Exercise requirements —
Every record that follows needs to be written out again, exactly.

Material to process —
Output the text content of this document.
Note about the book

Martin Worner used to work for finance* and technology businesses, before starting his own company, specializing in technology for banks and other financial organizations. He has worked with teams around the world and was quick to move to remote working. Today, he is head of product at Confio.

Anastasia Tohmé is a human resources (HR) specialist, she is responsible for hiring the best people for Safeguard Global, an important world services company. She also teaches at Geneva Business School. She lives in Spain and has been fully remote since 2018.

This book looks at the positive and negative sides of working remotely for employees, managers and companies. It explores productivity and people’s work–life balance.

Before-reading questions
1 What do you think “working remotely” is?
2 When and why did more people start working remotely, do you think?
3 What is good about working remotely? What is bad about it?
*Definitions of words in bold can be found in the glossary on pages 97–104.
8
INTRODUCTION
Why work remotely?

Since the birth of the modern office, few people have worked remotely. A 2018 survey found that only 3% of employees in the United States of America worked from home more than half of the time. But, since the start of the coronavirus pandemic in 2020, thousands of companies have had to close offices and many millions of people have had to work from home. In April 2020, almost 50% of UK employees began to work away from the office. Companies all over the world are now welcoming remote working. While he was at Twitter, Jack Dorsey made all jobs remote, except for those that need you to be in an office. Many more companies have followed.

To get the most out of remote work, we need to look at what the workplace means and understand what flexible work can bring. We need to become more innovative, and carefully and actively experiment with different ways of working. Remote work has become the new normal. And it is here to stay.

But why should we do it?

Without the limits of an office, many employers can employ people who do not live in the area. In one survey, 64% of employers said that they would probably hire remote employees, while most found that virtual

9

Written solution —
Output the text content of this document.
Note about the book

Martin Worner used to work for finance* and technology businesses, before starting his own company, specializing in technology for banks and other financial organizations. He has worked with teams around the world and was quick to move to remote working. Today, he is head of product at Confio.

Anastasia Tohmé is a human resources (HR) specialist, she is responsible for hiring the best people for Safeguard Global, an important world services company. She also teaches at Geneva Business School. She lives in Spain and has been fully remote since 2018.

This book looks at the positive and negative sides of working remotely for employees, managers and companies. It explores productivity and people’s work–life balance.

Before-reading questions
1 What do you think “working remotely” is?
2 When and why did more people start working remotely, do you think?
3 What is good about working remotely? What is bad about it?
*Definitions of words in bold can be found in the glossary on pages 97–104.
8
INTRODUCTION
Why work remotely?

Since the birth of the modern office, few people have worked remotely. A 2018 survey found that only 3% of employees in the United States of America worked from home more than half of the time. But, since the start of the coronavirus pandemic in 2020, thousands of companies have had to close offices and many millions of people have had to work from home. In April 2020, almost 50% of UK employees began to work away from the office. Companies all over the world are now welcoming remote working. While he was at Twitter, Jack Dorsey made all jobs remote, except for those that need you to be in an office. Many more companies have followed.

To get the most out of remote work, we need to look at what the workplace means and understand what flexible work can bring. We need to become more innovative, and carefully and actively experiment with different ways of working. Remote work has become the new normal. And it is here to stay.

But why should we do it?

Without the limits of an office, many employers can employ people who do not live in the area. In one survey, 64% of employers said that they would probably hire remote employees, while most found that virtual

9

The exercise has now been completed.